**EXERCISE REQUIREMENTS:**
In the records below, pick out all lines containing the word "object".

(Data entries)
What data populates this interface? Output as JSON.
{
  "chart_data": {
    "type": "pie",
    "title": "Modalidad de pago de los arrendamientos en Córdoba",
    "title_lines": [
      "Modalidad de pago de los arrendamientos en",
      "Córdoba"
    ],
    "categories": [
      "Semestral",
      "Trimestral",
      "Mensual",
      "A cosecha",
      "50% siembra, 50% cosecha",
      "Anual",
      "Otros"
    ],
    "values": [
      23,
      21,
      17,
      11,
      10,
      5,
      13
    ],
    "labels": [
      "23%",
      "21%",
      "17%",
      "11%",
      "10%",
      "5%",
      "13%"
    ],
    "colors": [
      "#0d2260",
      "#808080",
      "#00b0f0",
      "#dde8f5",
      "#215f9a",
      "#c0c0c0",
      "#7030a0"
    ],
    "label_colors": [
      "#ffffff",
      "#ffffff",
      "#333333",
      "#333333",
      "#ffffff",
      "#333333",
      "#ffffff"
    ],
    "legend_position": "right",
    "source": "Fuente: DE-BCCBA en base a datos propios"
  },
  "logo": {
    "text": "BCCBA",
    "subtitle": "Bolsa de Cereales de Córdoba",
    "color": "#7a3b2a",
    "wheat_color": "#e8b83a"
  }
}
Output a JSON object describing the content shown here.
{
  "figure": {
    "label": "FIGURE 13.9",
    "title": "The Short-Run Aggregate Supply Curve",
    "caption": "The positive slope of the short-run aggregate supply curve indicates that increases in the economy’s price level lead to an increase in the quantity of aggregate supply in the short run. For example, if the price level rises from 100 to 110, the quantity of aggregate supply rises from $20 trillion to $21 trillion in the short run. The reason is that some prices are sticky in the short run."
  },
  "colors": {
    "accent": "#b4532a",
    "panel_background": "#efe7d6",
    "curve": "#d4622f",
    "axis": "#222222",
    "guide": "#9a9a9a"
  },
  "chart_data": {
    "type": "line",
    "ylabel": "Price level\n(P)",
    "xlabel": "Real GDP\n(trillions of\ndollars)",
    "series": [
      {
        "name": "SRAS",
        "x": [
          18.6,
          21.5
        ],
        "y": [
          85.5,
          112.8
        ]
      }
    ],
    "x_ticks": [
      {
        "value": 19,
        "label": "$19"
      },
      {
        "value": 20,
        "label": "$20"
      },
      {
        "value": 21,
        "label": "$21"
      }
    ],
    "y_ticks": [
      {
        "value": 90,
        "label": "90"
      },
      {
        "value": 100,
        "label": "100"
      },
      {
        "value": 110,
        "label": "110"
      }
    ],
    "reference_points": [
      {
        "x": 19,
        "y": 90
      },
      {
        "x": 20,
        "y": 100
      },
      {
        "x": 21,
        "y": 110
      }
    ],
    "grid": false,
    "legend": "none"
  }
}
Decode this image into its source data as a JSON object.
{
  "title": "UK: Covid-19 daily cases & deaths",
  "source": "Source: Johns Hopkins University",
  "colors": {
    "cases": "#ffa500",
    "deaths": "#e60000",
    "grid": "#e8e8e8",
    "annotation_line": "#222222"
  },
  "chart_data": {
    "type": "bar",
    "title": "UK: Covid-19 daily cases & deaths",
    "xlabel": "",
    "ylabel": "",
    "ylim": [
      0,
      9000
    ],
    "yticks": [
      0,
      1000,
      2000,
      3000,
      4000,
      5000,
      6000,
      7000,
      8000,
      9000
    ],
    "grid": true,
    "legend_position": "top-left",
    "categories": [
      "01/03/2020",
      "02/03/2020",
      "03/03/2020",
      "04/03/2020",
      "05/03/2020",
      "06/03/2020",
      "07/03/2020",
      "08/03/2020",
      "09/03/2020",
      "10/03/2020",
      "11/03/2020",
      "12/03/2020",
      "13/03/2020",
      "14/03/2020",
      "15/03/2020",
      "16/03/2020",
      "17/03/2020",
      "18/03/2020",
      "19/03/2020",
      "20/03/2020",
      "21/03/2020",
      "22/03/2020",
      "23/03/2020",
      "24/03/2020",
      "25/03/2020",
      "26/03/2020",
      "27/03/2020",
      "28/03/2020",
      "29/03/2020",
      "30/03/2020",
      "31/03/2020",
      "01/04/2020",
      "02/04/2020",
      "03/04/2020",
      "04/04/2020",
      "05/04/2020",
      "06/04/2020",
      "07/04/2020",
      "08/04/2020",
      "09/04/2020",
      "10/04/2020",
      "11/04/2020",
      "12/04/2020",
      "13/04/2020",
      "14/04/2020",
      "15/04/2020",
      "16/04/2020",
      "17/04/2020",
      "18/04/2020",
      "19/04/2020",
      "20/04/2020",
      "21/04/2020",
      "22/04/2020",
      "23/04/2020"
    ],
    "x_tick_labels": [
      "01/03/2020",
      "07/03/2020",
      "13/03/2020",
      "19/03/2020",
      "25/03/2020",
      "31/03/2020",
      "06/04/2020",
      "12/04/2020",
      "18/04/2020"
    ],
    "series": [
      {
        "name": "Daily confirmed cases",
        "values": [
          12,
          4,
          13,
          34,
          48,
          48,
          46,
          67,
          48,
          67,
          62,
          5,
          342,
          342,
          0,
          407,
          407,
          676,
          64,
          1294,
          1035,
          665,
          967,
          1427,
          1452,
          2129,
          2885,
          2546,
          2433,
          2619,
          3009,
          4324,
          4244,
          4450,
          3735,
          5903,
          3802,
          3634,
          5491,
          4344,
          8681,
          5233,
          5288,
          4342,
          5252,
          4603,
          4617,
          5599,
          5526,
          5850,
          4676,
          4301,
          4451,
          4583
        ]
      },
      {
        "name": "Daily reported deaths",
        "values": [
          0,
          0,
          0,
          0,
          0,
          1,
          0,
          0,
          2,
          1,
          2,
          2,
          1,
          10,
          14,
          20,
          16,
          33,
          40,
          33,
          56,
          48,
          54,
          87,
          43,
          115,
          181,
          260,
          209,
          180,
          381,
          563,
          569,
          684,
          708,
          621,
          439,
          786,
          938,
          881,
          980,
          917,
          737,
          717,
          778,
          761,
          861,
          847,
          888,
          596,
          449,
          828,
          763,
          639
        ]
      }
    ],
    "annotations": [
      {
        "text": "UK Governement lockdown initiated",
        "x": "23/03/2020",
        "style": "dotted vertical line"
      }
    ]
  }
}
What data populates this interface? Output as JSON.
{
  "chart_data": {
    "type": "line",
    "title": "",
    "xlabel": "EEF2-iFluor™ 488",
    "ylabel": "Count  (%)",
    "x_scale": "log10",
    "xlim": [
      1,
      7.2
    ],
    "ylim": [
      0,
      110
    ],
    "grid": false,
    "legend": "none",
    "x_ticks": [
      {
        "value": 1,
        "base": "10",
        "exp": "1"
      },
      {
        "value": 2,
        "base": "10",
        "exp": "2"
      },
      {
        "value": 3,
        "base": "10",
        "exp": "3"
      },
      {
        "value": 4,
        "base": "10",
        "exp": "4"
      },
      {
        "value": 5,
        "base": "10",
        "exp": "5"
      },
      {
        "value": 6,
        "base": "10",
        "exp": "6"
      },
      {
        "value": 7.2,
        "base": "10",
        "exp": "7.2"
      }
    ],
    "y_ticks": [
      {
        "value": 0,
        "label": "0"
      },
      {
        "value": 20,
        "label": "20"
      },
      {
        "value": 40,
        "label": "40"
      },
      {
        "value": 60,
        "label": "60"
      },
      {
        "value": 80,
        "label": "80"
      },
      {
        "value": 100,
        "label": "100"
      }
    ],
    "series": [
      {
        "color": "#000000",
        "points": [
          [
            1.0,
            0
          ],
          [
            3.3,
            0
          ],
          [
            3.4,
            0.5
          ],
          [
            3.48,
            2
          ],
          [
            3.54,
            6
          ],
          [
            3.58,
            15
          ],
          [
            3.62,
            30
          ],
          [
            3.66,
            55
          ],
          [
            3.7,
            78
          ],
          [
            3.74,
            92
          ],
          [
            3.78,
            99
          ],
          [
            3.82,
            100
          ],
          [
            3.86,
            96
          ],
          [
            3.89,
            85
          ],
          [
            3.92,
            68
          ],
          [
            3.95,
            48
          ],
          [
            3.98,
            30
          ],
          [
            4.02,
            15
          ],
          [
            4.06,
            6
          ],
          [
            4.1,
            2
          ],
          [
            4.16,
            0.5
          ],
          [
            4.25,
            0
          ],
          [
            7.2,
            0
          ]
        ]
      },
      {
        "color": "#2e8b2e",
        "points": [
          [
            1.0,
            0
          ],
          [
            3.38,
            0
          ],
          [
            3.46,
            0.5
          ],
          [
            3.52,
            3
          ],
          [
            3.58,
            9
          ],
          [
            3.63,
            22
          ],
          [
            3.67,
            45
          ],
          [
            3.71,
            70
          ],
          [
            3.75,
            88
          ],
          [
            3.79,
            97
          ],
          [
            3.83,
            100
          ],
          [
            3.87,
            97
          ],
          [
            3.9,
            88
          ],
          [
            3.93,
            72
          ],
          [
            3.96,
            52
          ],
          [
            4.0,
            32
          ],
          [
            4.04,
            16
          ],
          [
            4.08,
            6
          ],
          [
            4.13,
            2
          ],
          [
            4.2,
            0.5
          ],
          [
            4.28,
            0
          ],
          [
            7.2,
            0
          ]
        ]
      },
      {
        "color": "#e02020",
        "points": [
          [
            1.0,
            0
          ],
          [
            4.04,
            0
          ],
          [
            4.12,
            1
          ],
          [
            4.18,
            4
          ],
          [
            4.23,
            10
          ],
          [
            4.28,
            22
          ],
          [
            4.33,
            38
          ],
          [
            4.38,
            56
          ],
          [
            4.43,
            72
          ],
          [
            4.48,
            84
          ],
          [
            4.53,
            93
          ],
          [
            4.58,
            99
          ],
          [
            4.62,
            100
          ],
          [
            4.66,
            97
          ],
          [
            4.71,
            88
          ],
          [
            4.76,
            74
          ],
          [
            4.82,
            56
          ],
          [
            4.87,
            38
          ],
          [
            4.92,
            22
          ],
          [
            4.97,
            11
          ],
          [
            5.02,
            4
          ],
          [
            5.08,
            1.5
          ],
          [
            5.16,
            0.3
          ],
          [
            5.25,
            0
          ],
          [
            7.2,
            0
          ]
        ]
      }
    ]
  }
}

**EXERCISE OUTPUT:**
Output a JSON object describing the content shown here.
Decode this image into its source data as a JSON object.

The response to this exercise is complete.